Print the entries that appear below, exactly as written and without their pictures.

>> Begin RECORDS

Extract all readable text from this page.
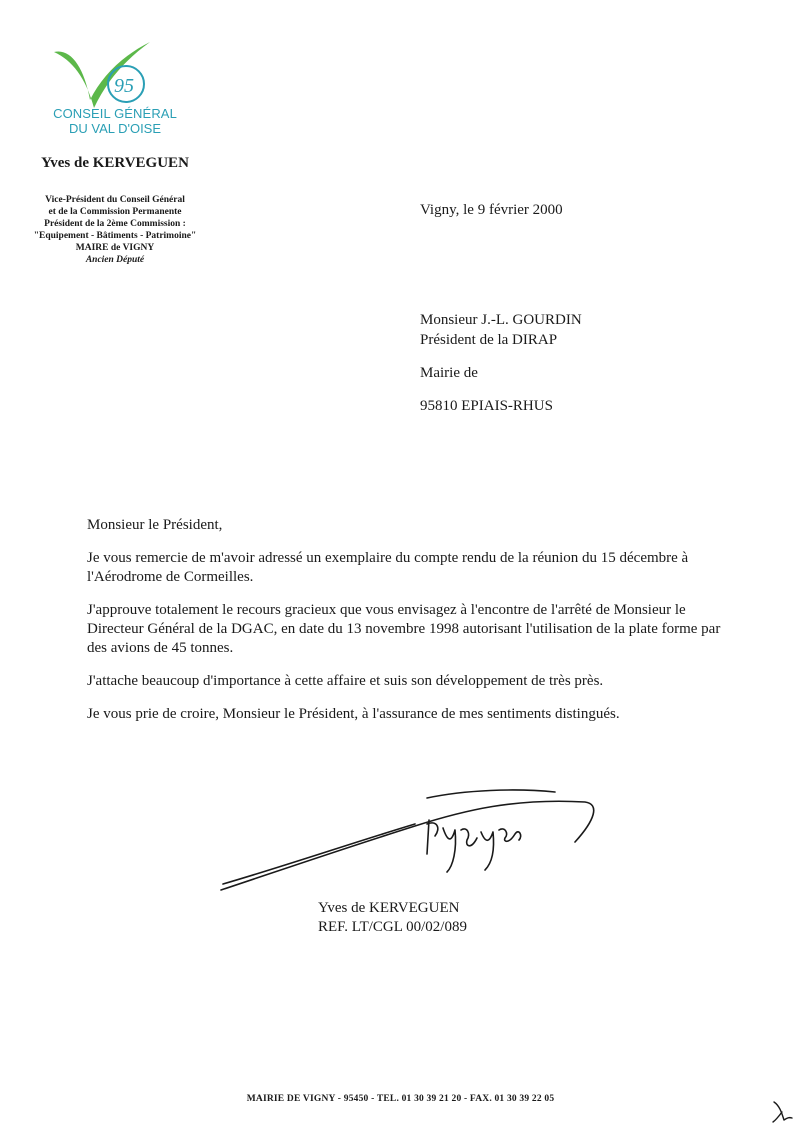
95
CONSEIL GÉNÉRAL
DU VAL D'OISE
Yves de KERVEGUEN
Vice-Président du Conseil Général
et de la Commission Permanente
Président de la 2ème Commission :
"Equipement - Bâtiments - Patrimoine"
MAIRE de VIGNY
Ancien Député
Vigny, le 9 février 2000
Monsieur J.-L. GOURDIN
Président de la DIRAP
Mairie de
95810 EPIAIS-RHUS

Monsieur le Président,

Je vous remercie de m'avoir adressé un exemplaire du compte rendu de la réunion du 15 décembre à l'Aérodrome de Cormeilles.

J'approuve totalement le recours gracieux que vous envisagez à l'encontre de l'arrêté de Monsieur le Directeur Général de la DGAC, en date du 13 novembre 1998 autorisant l'utilisation de la plate forme par des avions de 45 tonnes.

J'attache beaucoup d'importance à cette affaire et suis son développement de très près.

Je vous prie de croire, Monsieur le Président, à l'assurance de mes sentiments distingués.

Yves de KERVEGUEN
REF. LT/CGL 00/02/089
MAIRIE DE VIGNY - 95450 - TEL. 01 30 39 21 20 - FAX. 01 30 39 22 05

>> End RECORDS

### COMPLETE ANSWER
Extract all readable text from this page.
95
CONSEIL GÉNÉRAL
DU VAL D'OISE
Yves de KERVEGUEN
Vice-Président du Conseil Général
et de la Commission Permanente
Président de la 2ème Commission :
"Equipement - Bâtiments - Patrimoine"
MAIRE de VIGNY
Ancien Député
Vigny, le 9 février 2000
Monsieur J.-L. GOURDIN
Président de la DIRAP
Mairie de
95810 EPIAIS-RHUS

Monsieur le Président,

Je vous remercie de m'avoir adressé un exemplaire du compte rendu de la réunion du 15 décembre à l'Aérodrome de Cormeilles.

J'approuve totalement le recours gracieux que vous envisagez à l'encontre de l'arrêté de Monsieur le Directeur Général de la DGAC, en date du 13 novembre 1998 autorisant l'utilisation de la plate forme par des avions de 45 tonnes.

J'attache beaucoup d'importance à cette affaire et suis son développement de très près.

Je vous prie de croire, Monsieur le Président, à l'assurance de mes sentiments distingués.

Yves de KERVEGUEN
REF. LT/CGL 00/02/089
MAIRIE DE VIGNY - 95450 - TEL. 01 30 39 21 20 - FAX. 01 30 39 22 05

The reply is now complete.